Given request = Reproduce the listing verbatim.

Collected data
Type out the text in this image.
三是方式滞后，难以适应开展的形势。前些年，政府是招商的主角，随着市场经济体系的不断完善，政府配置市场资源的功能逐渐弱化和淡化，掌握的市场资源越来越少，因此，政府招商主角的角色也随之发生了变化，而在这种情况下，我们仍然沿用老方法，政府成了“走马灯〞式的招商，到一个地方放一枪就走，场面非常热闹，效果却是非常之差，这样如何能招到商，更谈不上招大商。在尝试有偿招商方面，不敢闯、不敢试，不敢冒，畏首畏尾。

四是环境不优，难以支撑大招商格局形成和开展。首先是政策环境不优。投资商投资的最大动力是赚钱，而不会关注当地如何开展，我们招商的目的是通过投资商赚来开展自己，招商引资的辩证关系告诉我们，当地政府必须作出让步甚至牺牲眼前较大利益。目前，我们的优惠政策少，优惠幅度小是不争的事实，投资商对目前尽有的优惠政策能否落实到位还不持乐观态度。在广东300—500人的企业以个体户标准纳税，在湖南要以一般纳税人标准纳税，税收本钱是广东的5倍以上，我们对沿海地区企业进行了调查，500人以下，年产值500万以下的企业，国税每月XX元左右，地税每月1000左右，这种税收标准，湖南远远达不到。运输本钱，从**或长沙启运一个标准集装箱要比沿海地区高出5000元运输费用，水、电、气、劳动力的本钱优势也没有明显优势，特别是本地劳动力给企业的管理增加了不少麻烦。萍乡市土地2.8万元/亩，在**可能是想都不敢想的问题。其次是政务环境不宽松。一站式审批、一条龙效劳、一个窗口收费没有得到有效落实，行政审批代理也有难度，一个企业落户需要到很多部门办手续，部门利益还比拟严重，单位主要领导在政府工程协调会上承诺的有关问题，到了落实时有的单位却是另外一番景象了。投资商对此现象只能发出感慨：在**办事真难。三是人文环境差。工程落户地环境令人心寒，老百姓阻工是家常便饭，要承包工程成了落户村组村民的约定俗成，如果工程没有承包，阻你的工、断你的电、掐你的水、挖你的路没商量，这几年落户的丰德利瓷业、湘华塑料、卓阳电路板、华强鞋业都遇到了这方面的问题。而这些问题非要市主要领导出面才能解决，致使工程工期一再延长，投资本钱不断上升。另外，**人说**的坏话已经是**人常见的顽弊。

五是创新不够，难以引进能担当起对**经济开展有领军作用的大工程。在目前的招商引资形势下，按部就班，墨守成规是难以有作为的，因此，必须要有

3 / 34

Answer to the problem =
Type out the text in this image.
三是方式滞后，难以适应开展的形势。前些年，政府是招商的主角，随着市场经济体系的不断完善，政府配置市场资源的功能逐渐弱化和淡化，掌握的市场资源越来越少，因此，政府招商主角的角色也随之发生了变化，而在这种情况下，我们仍然沿用老方法，政府成了“走马灯〞式的招商，到一个地方放一枪就走，场面非常热闹，效果却是非常之差，这样如何能招到商，更谈不上招大商。在尝试有偿招商方面，不敢闯、不敢试，不敢冒，畏首畏尾。

四是环境不优，难以支撑大招商格局形成和开展。首先是政策环境不优。投资商投资的最大动力是赚钱，而不会关注当地如何开展，我们招商的目的是通过投资商赚来开展自己，招商引资的辩证关系告诉我们，当地政府必须作出让步甚至牺牲眼前较大利益。目前，我们的优惠政策少，优惠幅度小是不争的事实，投资商对目前尽有的优惠政策能否落实到位还不持乐观态度。在广东300—500人的企业以个体户标准纳税，在湖南要以一般纳税人标准纳税，税收本钱是广东的5倍以上，我们对沿海地区企业进行了调查，500人以下，年产值500万以下的企业，国税每月XX元左右，地税每月1000左右，这种税收标准，湖南远远达不到。运输本钱，从**或长沙启运一个标准集装箱要比沿海地区高出5000元运输费用，水、电、气、劳动力的本钱优势也没有明显优势，特别是本地劳动力给企业的管理增加了不少麻烦。萍乡市土地2.8万元/亩，在**可能是想都不敢想的问题。其次是政务环境不宽松。一站式审批、一条龙效劳、一个窗口收费没有得到有效落实，行政审批代理也有难度，一个企业落户需要到很多部门办手续，部门利益还比拟严重，单位主要领导在政府工程协调会上承诺的有关问题，到了落实时有的单位却是另外一番景象了。投资商对此现象只能发出感慨：在**办事真难。三是人文环境差。工程落户地环境令人心寒，老百姓阻工是家常便饭，要承包工程成了落户村组村民的约定俗成，如果工程没有承包，阻你的工、断你的电、掐你的水、挖你的路没商量，这几年落户的丰德利瓷业、湘华塑料、卓阳电路板、华强鞋业都遇到了这方面的问题。而这些问题非要市主要领导出面才能解决，致使工程工期一再延长，投资本钱不断上升。另外，**人说**的坏话已经是**人常见的顽弊。

五是创新不够，难以引进能担当起对**经济开展有领军作用的大工程。在目前的招商引资形势下，按部就班，墨守成规是难以有作为的，因此，必须要有

3 / 34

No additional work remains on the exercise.